Excerpt to read →

True sustainable design requires a new level of thinking.
Ecological Design for the 21st Century
Since 2000 the Ecosa Institute has advocated a radical departure from the traditional approach to teaching design. We use nature as a model for our design curriculum, and provide a student experience that is complex, recursive and diverse. Our core program offering is an in-depth and experiential Ecological Design Certificate, in which students learn use ecological design to explore the exciting challenge of creating a healthy, just and sustainable world where human activities are in balance with the natural world.
Ecosa prides itself in attracting students of a wide range of backgrounds, including students with backgrounds in architecture, planning, landscape architecture, industrial design, and other design-thinking disciplines, as well as students with backgrounds in the arts, the natural sciences, sustainability and management. Our diverse student population helps to create a knowledge ecology, in which students not only learn from the program, but from one another.
To bring the learning experience to life, our ecological design curriculum engages students in real design projects with real clients. Through these real world projects, students are given the opportunity to apply both practical skills and theoretical concepts from the classroom, and work within a diverse team to gain real experience.
Learn more about our Ecological Design Certificate.
The mission of the Ecosa Institute is to restore health to the natural environment, and thus the human environment, through education in design. Our vision is based on synthesizing the ethical and ecological values that are critical to the health of the environment, with the vitality and dynamism of the design arts.
The Ecosa Institute was founded in the belief that a new design philosophy informed by the natural world is critical to the future survival of our species. The design of human environments has always had a transformational impact on human societies and the natural systems on which we depend; the environments we create change the way our societies perceive the world.

Problem A → Condense the paragraph of the Ecosa Institute page that begins "To bring the learning experience to life" into a short list that keeps its main facts.
Problem B → Retype the stretch of the Ecosa Institute page from "To bring the" through "gain real experience.", keeping every word and mark the same.

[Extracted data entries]
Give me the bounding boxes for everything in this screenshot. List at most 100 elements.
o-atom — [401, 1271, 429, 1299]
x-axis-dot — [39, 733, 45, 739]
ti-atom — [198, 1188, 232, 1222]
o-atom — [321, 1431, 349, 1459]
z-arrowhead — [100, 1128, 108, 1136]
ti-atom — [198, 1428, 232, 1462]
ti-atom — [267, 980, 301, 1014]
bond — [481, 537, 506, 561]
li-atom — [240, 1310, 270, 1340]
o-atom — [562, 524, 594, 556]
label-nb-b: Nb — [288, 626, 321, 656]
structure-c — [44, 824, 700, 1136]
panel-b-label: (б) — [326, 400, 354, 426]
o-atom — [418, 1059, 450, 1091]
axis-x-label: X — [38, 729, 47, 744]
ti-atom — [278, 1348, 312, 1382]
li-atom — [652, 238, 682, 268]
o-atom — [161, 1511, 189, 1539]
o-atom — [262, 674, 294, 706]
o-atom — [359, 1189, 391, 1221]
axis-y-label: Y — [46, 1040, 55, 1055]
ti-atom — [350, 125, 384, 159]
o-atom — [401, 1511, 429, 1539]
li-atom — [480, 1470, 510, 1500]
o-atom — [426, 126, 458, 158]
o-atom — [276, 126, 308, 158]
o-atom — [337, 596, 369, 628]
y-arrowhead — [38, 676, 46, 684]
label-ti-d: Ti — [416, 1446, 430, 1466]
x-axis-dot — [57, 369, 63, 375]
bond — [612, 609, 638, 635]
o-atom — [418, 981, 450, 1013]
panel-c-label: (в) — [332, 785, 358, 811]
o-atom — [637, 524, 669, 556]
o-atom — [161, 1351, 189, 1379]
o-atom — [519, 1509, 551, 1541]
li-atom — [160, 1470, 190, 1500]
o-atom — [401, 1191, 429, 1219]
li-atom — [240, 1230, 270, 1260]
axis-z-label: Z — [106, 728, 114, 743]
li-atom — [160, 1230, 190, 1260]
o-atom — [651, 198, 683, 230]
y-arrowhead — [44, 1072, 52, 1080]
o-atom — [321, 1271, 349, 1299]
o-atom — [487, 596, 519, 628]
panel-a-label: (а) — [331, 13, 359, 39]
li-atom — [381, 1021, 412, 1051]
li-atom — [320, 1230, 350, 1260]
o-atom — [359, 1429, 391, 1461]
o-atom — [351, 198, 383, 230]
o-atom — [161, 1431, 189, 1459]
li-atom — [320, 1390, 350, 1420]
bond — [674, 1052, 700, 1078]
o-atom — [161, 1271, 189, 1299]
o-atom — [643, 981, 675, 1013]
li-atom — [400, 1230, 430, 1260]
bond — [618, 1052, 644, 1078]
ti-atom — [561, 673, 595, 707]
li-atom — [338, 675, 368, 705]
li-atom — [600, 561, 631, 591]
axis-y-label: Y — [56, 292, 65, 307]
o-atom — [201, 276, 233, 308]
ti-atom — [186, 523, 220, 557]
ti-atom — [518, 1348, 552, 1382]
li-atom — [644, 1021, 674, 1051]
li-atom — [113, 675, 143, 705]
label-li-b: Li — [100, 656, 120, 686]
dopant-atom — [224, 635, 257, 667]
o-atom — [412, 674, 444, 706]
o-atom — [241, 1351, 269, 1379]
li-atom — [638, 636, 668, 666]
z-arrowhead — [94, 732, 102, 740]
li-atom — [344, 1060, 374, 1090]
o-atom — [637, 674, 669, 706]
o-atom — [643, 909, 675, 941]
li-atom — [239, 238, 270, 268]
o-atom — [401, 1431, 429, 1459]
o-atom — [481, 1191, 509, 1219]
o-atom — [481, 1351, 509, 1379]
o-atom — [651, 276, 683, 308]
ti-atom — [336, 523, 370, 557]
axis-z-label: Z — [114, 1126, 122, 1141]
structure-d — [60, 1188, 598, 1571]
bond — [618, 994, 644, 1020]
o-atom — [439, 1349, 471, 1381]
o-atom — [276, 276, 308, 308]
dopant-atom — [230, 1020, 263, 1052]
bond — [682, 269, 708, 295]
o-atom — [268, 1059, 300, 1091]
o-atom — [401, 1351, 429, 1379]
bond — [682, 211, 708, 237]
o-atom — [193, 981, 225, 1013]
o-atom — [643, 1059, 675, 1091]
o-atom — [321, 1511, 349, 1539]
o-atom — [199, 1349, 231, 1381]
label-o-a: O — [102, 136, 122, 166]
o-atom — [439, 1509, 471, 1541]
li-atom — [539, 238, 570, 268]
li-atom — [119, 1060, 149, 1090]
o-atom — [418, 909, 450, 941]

Exercise output A →
- The ecological design curriculum involves students in real design projects with real clients.
- These projects let students apply practical skills and theoretical concepts from the classroom.
- Students work in a diverse team and gain real experience.

Exercise output B →
To bring the learning experience to life, our ecological design curriculum engages students in real design projects with real clients. Through these real world projects, students are given the opportunity to apply both practical skills and theoretical concepts from the classroom, and work within a diverse team to gain real experience.